*Brief:* The forum thread about Tottle's book on the Ukrainian famine contains a post by Intelligitimate. List every cause that this post says the famine was not the result of.

*Passage shown:*
....

I recently finished reading Tottle's book on the Ukrainian famine. Its really the first thing that i have seriously read on the issue so i was wondering whether anyone else had read it, what they thought about it, how accurate it is and so on.

I mean i agree with the criticism on how the number of deaths were calculated. But in other parts of the book Tottle presents a fair amount evidence against the idea that it was genocide, and I can't help thinking that surely people who believe it was aren't basing their argument on evidence that is so weak and transparent. So i thought i would take the cautious approach and get another opinion.

I am a little confused and this probably wasn't a good place to start so is there anything else worth reading, i was thinking of "The Years of Hunger" by Davies and Wheatcroft mentioned in the wikipedia article on the famine?

Intelligitimate
12th June 2007, 02:16
For the best scholarly material there is on the subject, I suggest the work of professor Mark Tauger. Most of his articles can be found online at his website:

http://www.as.wvu.edu/history/Faculty/Tauger/soviet.htm

Tauger goes above and beyond Tottle in refuting the Ukrainian genocide myth. Davies and Wheatcroft (both excellent scholars) reference Tauger's work a lot. In short, the famine was not the result of Kulak resistence, inefficient collectivization methods, or a terror campaign. The primary responsible lies with the weather. Nature caused the famines, not man.

This idea of the genocide-famine has been so thorougly trashed not even Robert Conquest, author of the work Tottle so thoroughly refutes, maintains the thesis anymore. This much Conquest has admitted in an exchange with Davies and Wheatcroft ("Debate: Stalin and the Soviet Famine of 1932-33: A Reply to Ellman" Europe-Asia Studies_, vol. 58, No. 4, June 2006, pp.629).

Those still upholding the idea are the Ukrainian Nationalist community, and assorted anti-communists whose hatred of the USSR makes it impossible to let go of a favorite weapon to bash socialism with.

Johann
12th June 2007, 09:55
Cheers :D
The book came up on the list you posted in the Stalin's crimes thread, Intelligitimate, where Tottle is described as communist so I wondered if he could just be dismissed because of it.


Why not? That's the hallmark of anti-communism!

Aye, you’re right there. Its just I normally expected this kind of thing from rabid right wing types who make comments like:
"National Socialist German Workers Party, ZOMG!!1!"
But sometimes it comes from reasonable, intelligent people (although from the impression I got we aren't in danger of finding many of them among the Ukrainian nationalists) and it can't help but think that maybe there is something to it.

....

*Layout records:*
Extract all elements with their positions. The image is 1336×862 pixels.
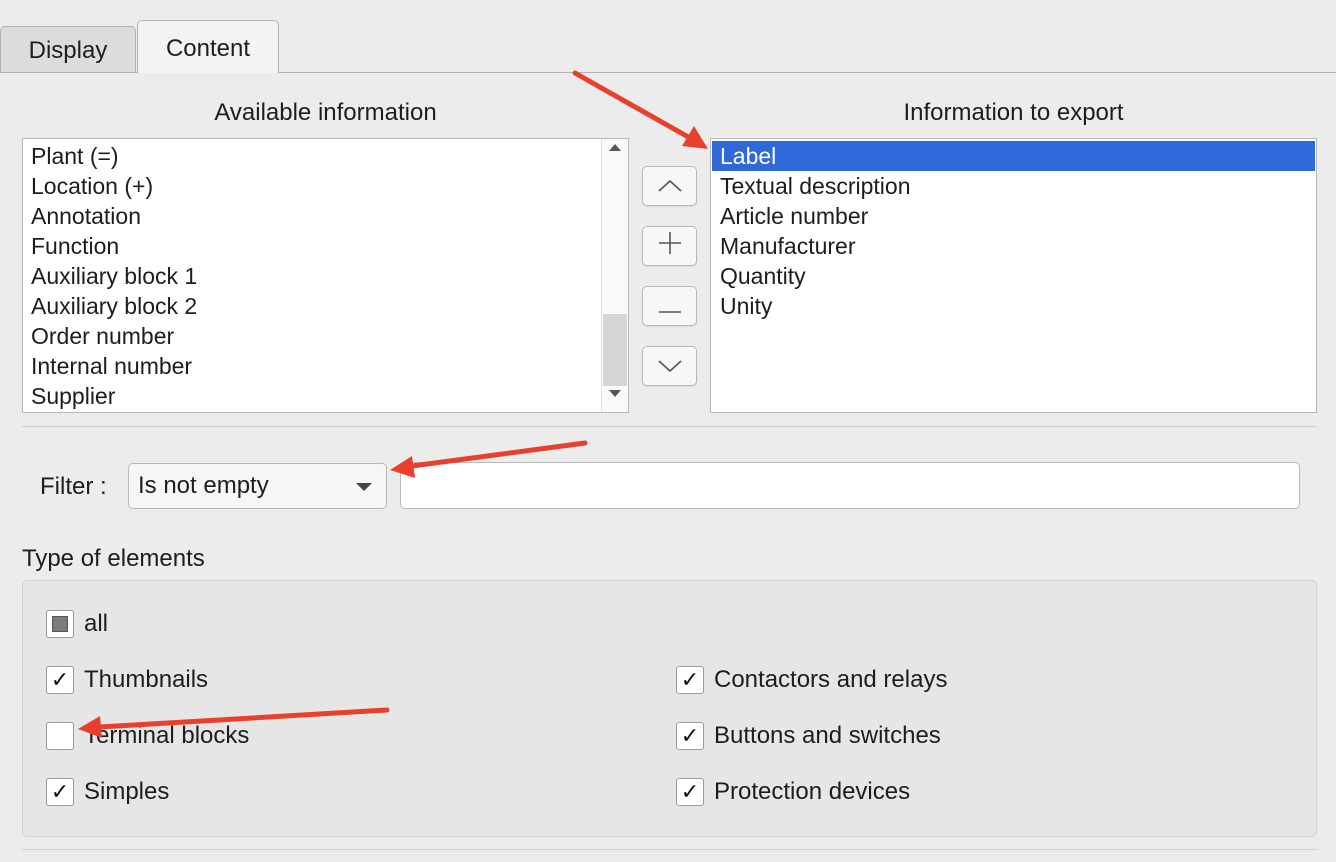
vertical-scrollbar[interactable] bbox=[601, 139, 628, 412]
checkbox-unchecked-icon[interactable] bbox=[46, 722, 74, 750]
checkmark-icon[interactable]: ✓ bbox=[676, 722, 704, 750]
tab-display[interactable]: Display bbox=[0, 26, 136, 73]
tab-content[interactable]: Content bbox=[137, 20, 279, 73]
checkbox-simples[interactable]: ✓ Simples bbox=[46, 778, 169, 806]
information-to-export-heading: Information to export bbox=[903, 99, 1124, 126]
chevron-up-icon bbox=[657, 173, 683, 200]
checkbox-label: Buttons and switches bbox=[714, 722, 941, 749]
list-item[interactable]: Order number bbox=[23, 321, 628, 351]
available-information-list[interactable]: Plant (=) Location (+) Annotation Functi… bbox=[22, 138, 629, 413]
list-item[interactable]: Article number bbox=[712, 201, 1315, 231]
tab-bar: Display Content bbox=[0, 0, 1336, 73]
list-item-selected[interactable]: Label bbox=[712, 141, 1315, 171]
add-button[interactable] bbox=[642, 226, 697, 266]
checkbox-label: Simples bbox=[84, 778, 170, 805]
scroll-up-arrow-icon[interactable] bbox=[602, 141, 628, 163]
checkbox-contactors-and-relays[interactable]: ✓ Contactors and relays bbox=[676, 666, 947, 694]
list-item[interactable]: Plant (=) bbox=[23, 141, 628, 171]
list-item[interactable]: Unity bbox=[712, 291, 1315, 321]
checkmark-icon[interactable]: ✓ bbox=[46, 666, 74, 694]
filter-value-input[interactable] bbox=[400, 462, 1300, 509]
checkbox-buttons-and-switches[interactable]: ✓ Buttons and switches bbox=[676, 722, 941, 750]
list-item[interactable]: Auxiliary block 2 bbox=[23, 291, 628, 321]
list-item[interactable]: Textual description bbox=[712, 171, 1315, 201]
checkbox-label: all bbox=[84, 610, 109, 637]
list-item[interactable]: Supplier bbox=[23, 381, 628, 411]
checkbox-protection-devices[interactable]: ✓ Protection devices bbox=[676, 778, 910, 806]
section-divider bbox=[22, 849, 1317, 850]
checkbox-label: Thumbnails bbox=[84, 666, 209, 693]
filter-condition-value: Is not empty bbox=[138, 472, 269, 499]
list-item[interactable]: Function bbox=[23, 231, 628, 261]
type-of-elements-group: all ✓ Thumbnails Terminal blocks ✓ Simpl… bbox=[22, 580, 1317, 837]
list-item[interactable]: Location (+) bbox=[23, 171, 628, 201]
section-divider bbox=[22, 426, 1317, 427]
checkbox-partial-icon[interactable] bbox=[46, 610, 74, 638]
available-information-heading: Available information bbox=[214, 99, 437, 126]
content-panel: Available information Information to exp… bbox=[0, 73, 1336, 862]
minus-icon bbox=[658, 293, 682, 320]
chevron-down-icon bbox=[657, 353, 683, 380]
information-to-export-list[interactable]: Label Textual description Article number… bbox=[710, 138, 1317, 413]
checkmark-icon[interactable]: ✓ bbox=[676, 666, 704, 694]
checkmark-icon[interactable]: ✓ bbox=[676, 778, 704, 806]
scrollbar-thumb[interactable] bbox=[603, 314, 627, 386]
list-item[interactable]: Manufacturer bbox=[712, 231, 1315, 261]
checkbox-label: Terminal blocks bbox=[84, 722, 250, 749]
plus-icon bbox=[658, 231, 682, 261]
filter-label: Filter : bbox=[40, 473, 107, 500]
list-item[interactable]: Annotation bbox=[23, 201, 628, 231]
checkbox-label: Contactors and relays bbox=[714, 666, 948, 693]
move-down-button[interactable] bbox=[642, 346, 697, 386]
list-item[interactable]: Internal number bbox=[23, 351, 628, 381]
remove-button[interactable] bbox=[642, 286, 697, 326]
dropdown-caret-icon bbox=[356, 483, 372, 491]
checkbox-terminal-blocks[interactable]: Terminal blocks bbox=[46, 722, 249, 750]
checkbox-thumbnails[interactable]: ✓ Thumbnails bbox=[46, 666, 208, 694]
checkbox-label: Protection devices bbox=[714, 778, 911, 805]
move-up-button[interactable] bbox=[642, 166, 697, 206]
filter-condition-select[interactable]: Is not empty bbox=[128, 463, 387, 509]
type-of-elements-title: Type of elements bbox=[22, 545, 205, 572]
list-item[interactable]: Auxiliary block 1 bbox=[23, 261, 628, 291]
scroll-down-arrow-icon[interactable] bbox=[602, 388, 628, 410]
list-item[interactable]: Quantity bbox=[712, 261, 1315, 291]
checkmark-icon[interactable]: ✓ bbox=[46, 778, 74, 806]
checkbox-all[interactable]: all bbox=[46, 610, 108, 638]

....

*Expected answer:*
- Kulak resistence
- inefficient collectivization methods
- a terror campaign